What the exercise asks » Transcribe the listing in full, excluding any pictures.

Records supplied »
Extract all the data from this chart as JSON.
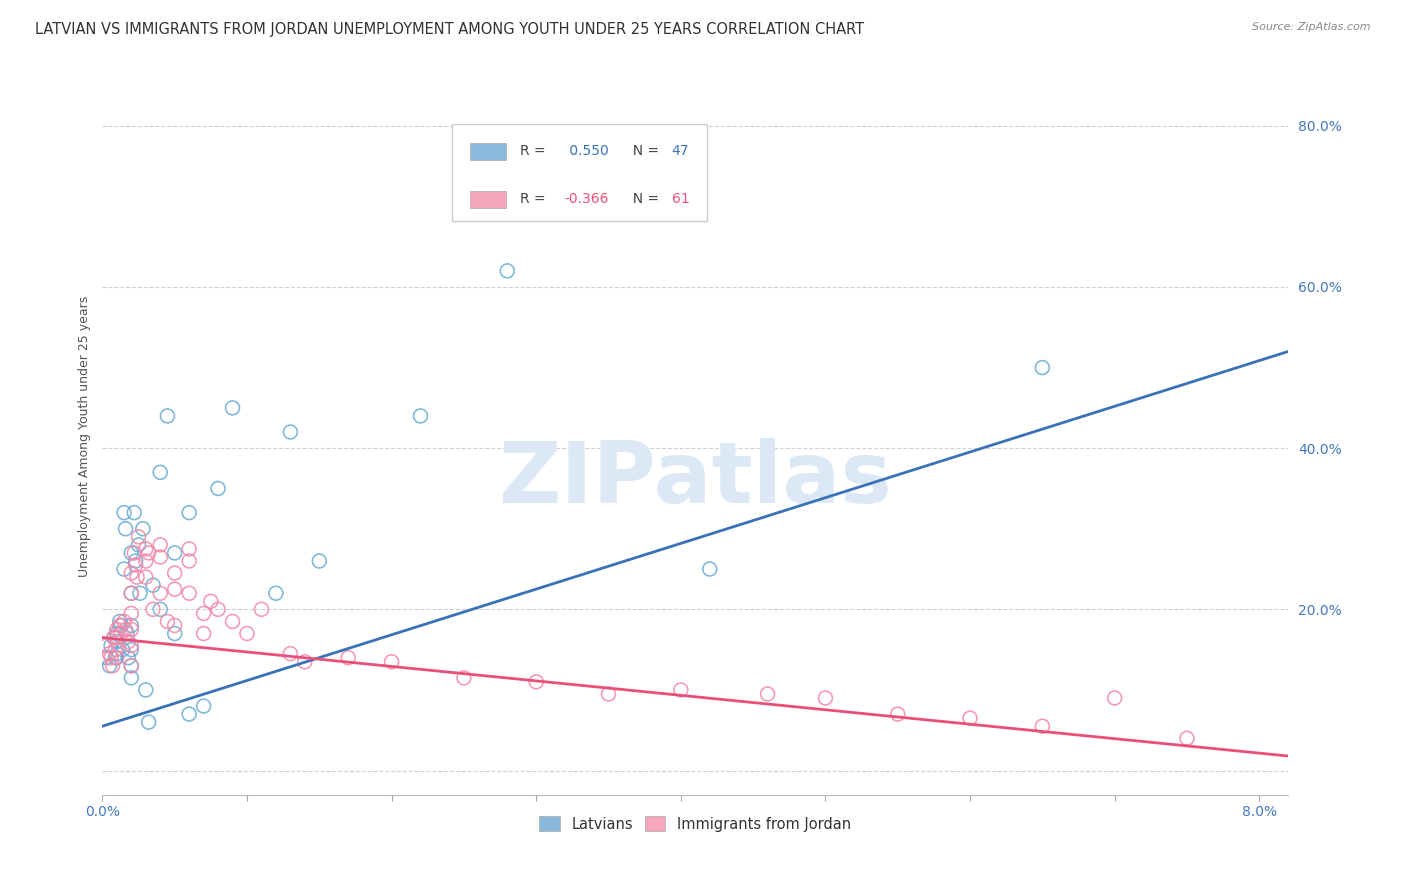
{
  "title": "LATVIAN VS IMMIGRANTS FROM JORDAN UNEMPLOYMENT AMONG YOUTH UNDER 25 YEARS CORRELATION CHART",
  "source": "Source: ZipAtlas.com",
  "ylabel": "Unemployment Among Youth under 25 years",
  "xlim": [
    0.0,
    0.082
  ],
  "ylim": [
    -0.03,
    0.86
  ],
  "xticks": [
    0.0,
    0.01,
    0.02,
    0.03,
    0.04,
    0.05,
    0.06,
    0.07,
    0.08
  ],
  "xticklabels_sparse": {
    "0.0": "0.0%",
    "0.08": "8.0%"
  },
  "yticks": [
    0.0,
    0.2,
    0.4,
    0.6,
    0.8
  ],
  "yticklabels": [
    "",
    "20.0%",
    "40.0%",
    "60.0%",
    "80.0%"
  ],
  "latvian_color": "#89badc",
  "latvian_edge": "#6aadd5",
  "jordan_color": "#f5a8bc",
  "jordan_edge": "#f08aaa",
  "blue_line_color": "#3a72b8",
  "pink_line_color": "#e8507a",
  "watermark_color": "#dce8f5",
  "background_color": "#ffffff",
  "grid_color": "#cccccc",
  "latvians_x": [
    0.0003,
    0.0005,
    0.0006,
    0.0008,
    0.0009,
    0.001,
    0.001,
    0.001,
    0.0012,
    0.0013,
    0.0014,
    0.0015,
    0.0015,
    0.0016,
    0.0017,
    0.0018,
    0.002,
    0.002,
    0.002,
    0.002,
    0.002,
    0.002,
    0.0022,
    0.0023,
    0.0025,
    0.0026,
    0.0028,
    0.003,
    0.0032,
    0.0035,
    0.004,
    0.004,
    0.0045,
    0.005,
    0.005,
    0.006,
    0.006,
    0.007,
    0.008,
    0.009,
    0.012,
    0.013,
    0.015,
    0.022,
    0.028,
    0.042,
    0.065
  ],
  "latvians_y": [
    0.14,
    0.13,
    0.155,
    0.165,
    0.14,
    0.17,
    0.16,
    0.145,
    0.185,
    0.18,
    0.15,
    0.32,
    0.25,
    0.3,
    0.17,
    0.14,
    0.27,
    0.22,
    0.18,
    0.15,
    0.13,
    0.115,
    0.32,
    0.26,
    0.28,
    0.22,
    0.3,
    0.1,
    0.06,
    0.23,
    0.37,
    0.2,
    0.44,
    0.27,
    0.17,
    0.32,
    0.07,
    0.08,
    0.35,
    0.45,
    0.22,
    0.42,
    0.26,
    0.44,
    0.62,
    0.25,
    0.5
  ],
  "jordan_x": [
    0.0003,
    0.0005,
    0.0006,
    0.0007,
    0.0008,
    0.0009,
    0.001,
    0.001,
    0.001,
    0.0012,
    0.0013,
    0.0015,
    0.0016,
    0.0018,
    0.002,
    0.002,
    0.002,
    0.002,
    0.002,
    0.002,
    0.0022,
    0.0023,
    0.0024,
    0.0025,
    0.003,
    0.003,
    0.003,
    0.0032,
    0.0035,
    0.004,
    0.004,
    0.004,
    0.0045,
    0.005,
    0.005,
    0.005,
    0.006,
    0.006,
    0.006,
    0.007,
    0.007,
    0.0075,
    0.008,
    0.009,
    0.01,
    0.011,
    0.013,
    0.014,
    0.017,
    0.02,
    0.025,
    0.03,
    0.035,
    0.04,
    0.046,
    0.05,
    0.055,
    0.06,
    0.065,
    0.07,
    0.075
  ],
  "jordan_y": [
    0.155,
    0.145,
    0.14,
    0.13,
    0.165,
    0.15,
    0.175,
    0.165,
    0.14,
    0.18,
    0.17,
    0.185,
    0.175,
    0.16,
    0.245,
    0.22,
    0.195,
    0.175,
    0.155,
    0.13,
    0.27,
    0.255,
    0.24,
    0.29,
    0.275,
    0.26,
    0.24,
    0.27,
    0.2,
    0.28,
    0.265,
    0.22,
    0.185,
    0.245,
    0.225,
    0.18,
    0.275,
    0.26,
    0.22,
    0.195,
    0.17,
    0.21,
    0.2,
    0.185,
    0.17,
    0.2,
    0.145,
    0.135,
    0.14,
    0.135,
    0.115,
    0.11,
    0.095,
    0.1,
    0.095,
    0.09,
    0.07,
    0.065,
    0.055,
    0.09,
    0.04
  ],
  "blue_line_x": [
    0.0,
    0.082
  ],
  "blue_line_y": [
    0.055,
    0.52
  ],
  "pink_line_x": [
    0.0,
    0.082
  ],
  "pink_line_y": [
    0.165,
    0.018
  ],
  "title_fontsize": 10.5,
  "axis_label_fontsize": 9,
  "tick_fontsize": 10,
  "legend_R_color_blue": "#3a72b8",
  "legend_R_color_pink": "#e8507a",
  "legend_N_color": "#333333"
}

Output of the exercise »
Extract all the data from this chart as JSON.
{
  "title": "LATVIAN VS IMMIGRANTS FROM JORDAN UNEMPLOYMENT AMONG YOUTH UNDER 25 YEARS CORRELATION CHART",
  "source": "Source: ZipAtlas.com",
  "ylabel": "Unemployment Among Youth under 25 years",
  "xlim": [
    0.0,
    0.082
  ],
  "ylim": [
    -0.03,
    0.86
  ],
  "xticks": [
    0.0,
    0.01,
    0.02,
    0.03,
    0.04,
    0.05,
    0.06,
    0.07,
    0.08
  ],
  "xticklabels_sparse": {
    "0.0": "0.0%",
    "0.08": "8.0%"
  },
  "yticks": [
    0.0,
    0.2,
    0.4,
    0.6,
    0.8
  ],
  "yticklabels": [
    "",
    "20.0%",
    "40.0%",
    "60.0%",
    "80.0%"
  ],
  "latvian_color": "#89badc",
  "latvian_edge": "#6aadd5",
  "jordan_color": "#f5a8bc",
  "jordan_edge": "#f08aaa",
  "blue_line_color": "#3a72b8",
  "pink_line_color": "#e8507a",
  "watermark_color": "#dce8f5",
  "background_color": "#ffffff",
  "grid_color": "#cccccc",
  "latvians_x": [
    0.0003,
    0.0005,
    0.0006,
    0.0008,
    0.0009,
    0.001,
    0.001,
    0.001,
    0.0012,
    0.0013,
    0.0014,
    0.0015,
    0.0015,
    0.0016,
    0.0017,
    0.0018,
    0.002,
    0.002,
    0.002,
    0.002,
    0.002,
    0.002,
    0.0022,
    0.0023,
    0.0025,
    0.0026,
    0.0028,
    0.003,
    0.0032,
    0.0035,
    0.004,
    0.004,
    0.0045,
    0.005,
    0.005,
    0.006,
    0.006,
    0.007,
    0.008,
    0.009,
    0.012,
    0.013,
    0.015,
    0.022,
    0.028,
    0.042,
    0.065
  ],
  "latvians_y": [
    0.14,
    0.13,
    0.155,
    0.165,
    0.14,
    0.17,
    0.16,
    0.145,
    0.185,
    0.18,
    0.15,
    0.32,
    0.25,
    0.3,
    0.17,
    0.14,
    0.27,
    0.22,
    0.18,
    0.15,
    0.13,
    0.115,
    0.32,
    0.26,
    0.28,
    0.22,
    0.3,
    0.1,
    0.06,
    0.23,
    0.37,
    0.2,
    0.44,
    0.27,
    0.17,
    0.32,
    0.07,
    0.08,
    0.35,
    0.45,
    0.22,
    0.42,
    0.26,
    0.44,
    0.62,
    0.25,
    0.5
  ],
  "jordan_x": [
    0.0003,
    0.0005,
    0.0006,
    0.0007,
    0.0008,
    0.0009,
    0.001,
    0.001,
    0.001,
    0.0012,
    0.0013,
    0.0015,
    0.0016,
    0.0018,
    0.002,
    0.002,
    0.002,
    0.002,
    0.002,
    0.002,
    0.0022,
    0.0023,
    0.0024,
    0.0025,
    0.003,
    0.003,
    0.003,
    0.0032,
    0.0035,
    0.004,
    0.004,
    0.004,
    0.0045,
    0.005,
    0.005,
    0.005,
    0.006,
    0.006,
    0.006,
    0.007,
    0.007,
    0.0075,
    0.008,
    0.009,
    0.01,
    0.011,
    0.013,
    0.014,
    0.017,
    0.02,
    0.025,
    0.03,
    0.035,
    0.04,
    0.046,
    0.05,
    0.055,
    0.06,
    0.065,
    0.07,
    0.075
  ],
  "jordan_y": [
    0.155,
    0.145,
    0.14,
    0.13,
    0.165,
    0.15,
    0.175,
    0.165,
    0.14,
    0.18,
    0.17,
    0.185,
    0.175,
    0.16,
    0.245,
    0.22,
    0.195,
    0.175,
    0.155,
    0.13,
    0.27,
    0.255,
    0.24,
    0.29,
    0.275,
    0.26,
    0.24,
    0.27,
    0.2,
    0.28,
    0.265,
    0.22,
    0.185,
    0.245,
    0.225,
    0.18,
    0.275,
    0.26,
    0.22,
    0.195,
    0.17,
    0.21,
    0.2,
    0.185,
    0.17,
    0.2,
    0.145,
    0.135,
    0.14,
    0.135,
    0.115,
    0.11,
    0.095,
    0.1,
    0.095,
    0.09,
    0.07,
    0.065,
    0.055,
    0.09,
    0.04
  ],
  "blue_line_x": [
    0.0,
    0.082
  ],
  "blue_line_y": [
    0.055,
    0.52
  ],
  "pink_line_x": [
    0.0,
    0.082
  ],
  "pink_line_y": [
    0.165,
    0.018
  ],
  "title_fontsize": 10.5,
  "axis_label_fontsize": 9,
  "tick_fontsize": 10,
  "legend_R_color_blue": "#3a72b8",
  "legend_R_color_pink": "#e8507a",
  "legend_N_color": "#333333"
}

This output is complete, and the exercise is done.